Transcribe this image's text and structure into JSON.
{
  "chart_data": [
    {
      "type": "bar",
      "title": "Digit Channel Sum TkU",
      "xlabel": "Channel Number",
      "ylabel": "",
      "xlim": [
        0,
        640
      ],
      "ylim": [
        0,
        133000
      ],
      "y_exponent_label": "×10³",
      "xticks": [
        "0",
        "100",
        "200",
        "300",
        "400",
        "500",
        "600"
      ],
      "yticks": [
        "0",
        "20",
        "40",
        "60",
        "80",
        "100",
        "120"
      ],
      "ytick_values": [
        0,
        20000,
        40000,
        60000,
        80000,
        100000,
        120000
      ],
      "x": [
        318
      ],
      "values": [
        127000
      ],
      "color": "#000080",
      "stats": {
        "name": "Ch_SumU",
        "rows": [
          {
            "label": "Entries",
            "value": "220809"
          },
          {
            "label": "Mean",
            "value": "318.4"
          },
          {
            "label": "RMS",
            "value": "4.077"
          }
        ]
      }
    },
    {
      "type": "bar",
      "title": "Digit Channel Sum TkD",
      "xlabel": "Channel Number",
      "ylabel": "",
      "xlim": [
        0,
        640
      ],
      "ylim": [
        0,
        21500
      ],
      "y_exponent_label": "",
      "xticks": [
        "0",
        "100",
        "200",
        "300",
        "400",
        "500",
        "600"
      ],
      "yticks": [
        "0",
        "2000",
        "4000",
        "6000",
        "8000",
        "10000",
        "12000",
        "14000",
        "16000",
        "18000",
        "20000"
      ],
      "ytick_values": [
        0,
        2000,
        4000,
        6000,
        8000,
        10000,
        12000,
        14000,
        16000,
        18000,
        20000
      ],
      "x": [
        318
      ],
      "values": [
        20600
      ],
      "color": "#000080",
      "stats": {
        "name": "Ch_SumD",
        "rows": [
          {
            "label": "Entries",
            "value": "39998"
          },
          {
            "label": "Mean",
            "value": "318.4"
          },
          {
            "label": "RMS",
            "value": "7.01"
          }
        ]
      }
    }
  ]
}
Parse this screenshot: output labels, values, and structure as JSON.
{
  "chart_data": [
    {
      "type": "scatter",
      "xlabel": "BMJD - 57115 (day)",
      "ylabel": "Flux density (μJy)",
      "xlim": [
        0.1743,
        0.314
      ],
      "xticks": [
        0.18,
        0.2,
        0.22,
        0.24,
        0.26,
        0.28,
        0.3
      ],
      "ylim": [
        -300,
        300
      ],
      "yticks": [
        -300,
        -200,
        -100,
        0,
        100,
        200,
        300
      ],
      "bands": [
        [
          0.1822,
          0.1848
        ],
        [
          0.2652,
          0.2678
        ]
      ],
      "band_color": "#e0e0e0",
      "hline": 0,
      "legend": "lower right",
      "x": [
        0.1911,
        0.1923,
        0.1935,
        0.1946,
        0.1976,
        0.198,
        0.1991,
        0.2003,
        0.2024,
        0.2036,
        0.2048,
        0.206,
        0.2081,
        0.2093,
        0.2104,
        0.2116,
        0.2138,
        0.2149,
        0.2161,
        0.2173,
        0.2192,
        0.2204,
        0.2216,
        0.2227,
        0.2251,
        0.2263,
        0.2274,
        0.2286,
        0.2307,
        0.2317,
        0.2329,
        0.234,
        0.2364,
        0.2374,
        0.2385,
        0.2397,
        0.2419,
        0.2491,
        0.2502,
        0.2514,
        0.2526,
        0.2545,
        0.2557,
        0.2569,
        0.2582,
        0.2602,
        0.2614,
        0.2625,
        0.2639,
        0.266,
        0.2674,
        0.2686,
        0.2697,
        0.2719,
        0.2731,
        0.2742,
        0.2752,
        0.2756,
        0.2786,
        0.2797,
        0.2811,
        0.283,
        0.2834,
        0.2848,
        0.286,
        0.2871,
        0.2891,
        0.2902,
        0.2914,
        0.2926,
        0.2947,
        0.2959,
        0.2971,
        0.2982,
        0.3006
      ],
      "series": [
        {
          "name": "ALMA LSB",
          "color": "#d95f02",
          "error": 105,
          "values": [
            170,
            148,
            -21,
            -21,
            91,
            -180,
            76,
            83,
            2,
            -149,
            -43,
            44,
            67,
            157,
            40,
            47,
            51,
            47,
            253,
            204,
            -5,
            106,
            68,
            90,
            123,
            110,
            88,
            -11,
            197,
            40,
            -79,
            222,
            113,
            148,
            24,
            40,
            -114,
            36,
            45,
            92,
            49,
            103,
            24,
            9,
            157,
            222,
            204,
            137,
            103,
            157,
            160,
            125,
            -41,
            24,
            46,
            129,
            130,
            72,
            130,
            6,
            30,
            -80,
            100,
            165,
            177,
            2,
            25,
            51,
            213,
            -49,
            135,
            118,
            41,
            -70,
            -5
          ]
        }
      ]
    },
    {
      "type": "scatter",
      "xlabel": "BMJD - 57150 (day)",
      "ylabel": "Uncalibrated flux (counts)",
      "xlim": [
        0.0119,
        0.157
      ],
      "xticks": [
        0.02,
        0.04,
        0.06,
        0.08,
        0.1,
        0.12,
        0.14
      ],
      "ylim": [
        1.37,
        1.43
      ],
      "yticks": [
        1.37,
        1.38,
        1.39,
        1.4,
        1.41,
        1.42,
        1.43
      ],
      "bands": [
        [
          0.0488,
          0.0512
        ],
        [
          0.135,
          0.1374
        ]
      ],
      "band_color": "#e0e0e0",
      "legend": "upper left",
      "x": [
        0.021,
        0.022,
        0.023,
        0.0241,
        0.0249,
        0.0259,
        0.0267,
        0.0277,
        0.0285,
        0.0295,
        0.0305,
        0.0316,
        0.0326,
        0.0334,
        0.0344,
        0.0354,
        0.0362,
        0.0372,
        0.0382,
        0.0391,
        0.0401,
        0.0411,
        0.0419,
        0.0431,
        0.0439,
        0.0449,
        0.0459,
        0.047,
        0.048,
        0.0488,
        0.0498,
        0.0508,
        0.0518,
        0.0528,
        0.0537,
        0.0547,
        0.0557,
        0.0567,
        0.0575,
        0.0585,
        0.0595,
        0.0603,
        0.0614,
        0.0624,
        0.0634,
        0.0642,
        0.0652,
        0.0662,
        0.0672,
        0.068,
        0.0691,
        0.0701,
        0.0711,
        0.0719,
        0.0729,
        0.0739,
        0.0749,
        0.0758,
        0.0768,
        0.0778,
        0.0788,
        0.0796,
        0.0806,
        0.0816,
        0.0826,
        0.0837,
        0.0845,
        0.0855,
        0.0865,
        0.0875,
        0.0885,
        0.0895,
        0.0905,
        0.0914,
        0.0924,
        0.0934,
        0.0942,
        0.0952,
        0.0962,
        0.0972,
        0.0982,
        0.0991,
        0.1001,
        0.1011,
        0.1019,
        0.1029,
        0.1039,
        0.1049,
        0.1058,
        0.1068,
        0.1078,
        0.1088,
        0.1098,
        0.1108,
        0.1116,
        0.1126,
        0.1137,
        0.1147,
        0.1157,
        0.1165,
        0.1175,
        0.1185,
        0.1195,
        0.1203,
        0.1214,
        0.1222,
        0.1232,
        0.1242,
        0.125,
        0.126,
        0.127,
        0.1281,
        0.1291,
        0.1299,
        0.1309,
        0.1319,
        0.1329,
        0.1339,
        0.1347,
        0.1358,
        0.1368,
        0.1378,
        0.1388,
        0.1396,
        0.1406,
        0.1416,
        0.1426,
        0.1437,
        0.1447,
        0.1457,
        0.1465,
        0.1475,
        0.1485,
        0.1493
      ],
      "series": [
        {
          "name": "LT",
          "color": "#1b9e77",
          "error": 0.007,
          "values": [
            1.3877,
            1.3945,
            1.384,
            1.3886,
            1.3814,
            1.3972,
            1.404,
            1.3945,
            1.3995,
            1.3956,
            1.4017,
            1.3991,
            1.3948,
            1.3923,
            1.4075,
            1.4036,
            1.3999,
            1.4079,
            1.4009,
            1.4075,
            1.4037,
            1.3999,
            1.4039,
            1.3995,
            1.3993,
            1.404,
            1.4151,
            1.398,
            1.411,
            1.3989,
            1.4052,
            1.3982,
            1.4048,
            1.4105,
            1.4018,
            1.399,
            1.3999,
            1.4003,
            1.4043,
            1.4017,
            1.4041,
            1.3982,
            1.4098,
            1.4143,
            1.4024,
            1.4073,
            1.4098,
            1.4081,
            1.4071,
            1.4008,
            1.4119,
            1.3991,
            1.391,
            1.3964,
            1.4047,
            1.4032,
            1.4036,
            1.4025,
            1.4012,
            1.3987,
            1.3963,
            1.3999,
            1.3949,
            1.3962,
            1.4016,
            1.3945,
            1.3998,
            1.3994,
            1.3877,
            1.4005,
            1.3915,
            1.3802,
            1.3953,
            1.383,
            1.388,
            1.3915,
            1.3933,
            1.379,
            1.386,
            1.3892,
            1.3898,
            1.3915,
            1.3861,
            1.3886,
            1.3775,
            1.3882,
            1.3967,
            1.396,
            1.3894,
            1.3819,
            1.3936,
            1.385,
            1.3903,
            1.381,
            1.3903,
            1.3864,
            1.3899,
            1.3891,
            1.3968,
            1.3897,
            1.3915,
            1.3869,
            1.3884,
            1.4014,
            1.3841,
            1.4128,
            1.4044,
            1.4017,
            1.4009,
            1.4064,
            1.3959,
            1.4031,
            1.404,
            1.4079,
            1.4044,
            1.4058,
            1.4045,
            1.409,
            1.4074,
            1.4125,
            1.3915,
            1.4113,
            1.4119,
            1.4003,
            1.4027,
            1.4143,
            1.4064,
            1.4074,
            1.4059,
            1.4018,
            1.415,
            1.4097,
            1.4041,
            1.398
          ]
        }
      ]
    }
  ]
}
--------------------
Exercise requirements | Return every line above in which the string "JSON" occurs.

Answer in full |
Transcribe this image's text and structure into JSON.
Parse this screenshot: output labels, values, and structure as JSON.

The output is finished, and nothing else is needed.